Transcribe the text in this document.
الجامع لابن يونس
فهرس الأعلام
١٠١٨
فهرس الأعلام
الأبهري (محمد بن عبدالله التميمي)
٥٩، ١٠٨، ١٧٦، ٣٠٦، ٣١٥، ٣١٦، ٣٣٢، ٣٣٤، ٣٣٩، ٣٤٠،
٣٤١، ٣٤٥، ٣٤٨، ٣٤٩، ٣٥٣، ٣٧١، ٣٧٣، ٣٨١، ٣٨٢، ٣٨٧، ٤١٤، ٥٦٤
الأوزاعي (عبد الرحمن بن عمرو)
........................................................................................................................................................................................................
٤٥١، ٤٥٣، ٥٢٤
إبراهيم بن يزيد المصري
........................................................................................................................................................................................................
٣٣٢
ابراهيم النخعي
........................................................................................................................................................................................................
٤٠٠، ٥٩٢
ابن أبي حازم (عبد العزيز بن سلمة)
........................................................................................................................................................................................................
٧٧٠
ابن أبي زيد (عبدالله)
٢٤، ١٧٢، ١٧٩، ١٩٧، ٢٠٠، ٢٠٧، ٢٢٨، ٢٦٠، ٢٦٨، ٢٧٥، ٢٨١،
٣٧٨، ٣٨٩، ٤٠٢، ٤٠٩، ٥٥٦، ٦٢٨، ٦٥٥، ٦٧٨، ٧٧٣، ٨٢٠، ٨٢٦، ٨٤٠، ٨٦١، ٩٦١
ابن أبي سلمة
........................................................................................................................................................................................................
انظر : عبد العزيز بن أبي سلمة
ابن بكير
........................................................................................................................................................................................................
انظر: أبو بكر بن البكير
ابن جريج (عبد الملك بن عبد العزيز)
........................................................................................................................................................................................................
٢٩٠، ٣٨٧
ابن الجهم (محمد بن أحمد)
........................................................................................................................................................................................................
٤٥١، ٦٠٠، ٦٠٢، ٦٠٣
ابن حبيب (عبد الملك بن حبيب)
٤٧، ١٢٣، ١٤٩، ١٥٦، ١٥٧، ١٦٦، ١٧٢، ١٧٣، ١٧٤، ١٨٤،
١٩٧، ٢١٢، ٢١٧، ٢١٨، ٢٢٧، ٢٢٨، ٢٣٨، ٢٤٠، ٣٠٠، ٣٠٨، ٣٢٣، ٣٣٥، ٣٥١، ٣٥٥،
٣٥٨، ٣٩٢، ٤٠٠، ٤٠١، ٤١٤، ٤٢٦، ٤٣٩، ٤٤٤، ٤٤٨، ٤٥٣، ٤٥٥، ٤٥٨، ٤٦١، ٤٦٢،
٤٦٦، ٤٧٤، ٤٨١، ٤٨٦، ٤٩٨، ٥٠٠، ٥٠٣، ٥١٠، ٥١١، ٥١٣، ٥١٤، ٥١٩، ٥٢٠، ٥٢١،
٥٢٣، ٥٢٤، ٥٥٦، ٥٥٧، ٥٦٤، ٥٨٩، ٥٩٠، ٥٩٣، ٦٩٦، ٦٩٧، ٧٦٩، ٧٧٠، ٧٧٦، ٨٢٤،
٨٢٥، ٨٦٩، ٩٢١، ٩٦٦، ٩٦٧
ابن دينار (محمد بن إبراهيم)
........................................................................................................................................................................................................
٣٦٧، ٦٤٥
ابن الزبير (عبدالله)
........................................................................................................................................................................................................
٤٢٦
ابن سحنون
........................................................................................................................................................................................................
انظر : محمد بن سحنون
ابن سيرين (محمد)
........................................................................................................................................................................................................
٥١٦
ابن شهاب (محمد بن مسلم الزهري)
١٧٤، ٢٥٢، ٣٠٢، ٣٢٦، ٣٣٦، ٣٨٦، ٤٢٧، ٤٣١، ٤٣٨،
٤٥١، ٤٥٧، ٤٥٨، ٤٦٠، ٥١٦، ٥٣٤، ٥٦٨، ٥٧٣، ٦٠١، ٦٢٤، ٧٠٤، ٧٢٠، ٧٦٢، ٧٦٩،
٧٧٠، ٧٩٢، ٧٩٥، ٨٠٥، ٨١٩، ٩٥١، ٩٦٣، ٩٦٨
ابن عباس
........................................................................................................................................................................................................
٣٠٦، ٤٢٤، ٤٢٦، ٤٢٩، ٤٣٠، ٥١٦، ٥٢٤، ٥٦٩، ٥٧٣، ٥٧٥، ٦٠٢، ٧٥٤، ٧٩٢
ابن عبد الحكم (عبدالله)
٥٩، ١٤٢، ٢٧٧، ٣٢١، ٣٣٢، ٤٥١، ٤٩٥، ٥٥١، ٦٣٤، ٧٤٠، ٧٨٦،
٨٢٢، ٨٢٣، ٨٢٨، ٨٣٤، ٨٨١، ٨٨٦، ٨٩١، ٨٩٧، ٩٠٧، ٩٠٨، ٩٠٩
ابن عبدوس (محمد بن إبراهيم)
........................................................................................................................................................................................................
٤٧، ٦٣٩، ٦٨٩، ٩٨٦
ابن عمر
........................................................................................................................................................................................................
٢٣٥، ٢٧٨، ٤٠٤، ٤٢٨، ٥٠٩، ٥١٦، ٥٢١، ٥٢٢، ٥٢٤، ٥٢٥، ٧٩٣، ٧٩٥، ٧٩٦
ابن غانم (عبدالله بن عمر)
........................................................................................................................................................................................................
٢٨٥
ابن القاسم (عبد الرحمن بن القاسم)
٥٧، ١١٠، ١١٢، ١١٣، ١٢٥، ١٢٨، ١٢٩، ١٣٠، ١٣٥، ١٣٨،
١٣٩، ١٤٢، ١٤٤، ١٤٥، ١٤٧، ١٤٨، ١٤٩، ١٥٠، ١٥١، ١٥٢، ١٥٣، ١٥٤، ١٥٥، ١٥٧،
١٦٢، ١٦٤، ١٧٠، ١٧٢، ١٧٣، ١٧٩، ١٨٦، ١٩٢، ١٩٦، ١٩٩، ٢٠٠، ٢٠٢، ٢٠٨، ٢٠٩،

★ ★ ★ ★ ★

__TO BE DONE__
Look over the material above and show each line where "عبدالله" appears.

__WRITTEN REPLY__
الأبهري (محمد بن عبدالله التميمي)
ابن أبي زيد (عبدالله)
ابن الزبير (عبدالله)
ابن عبد الحكم (عبدالله)
ابن غانم (عبدالله بن عمر)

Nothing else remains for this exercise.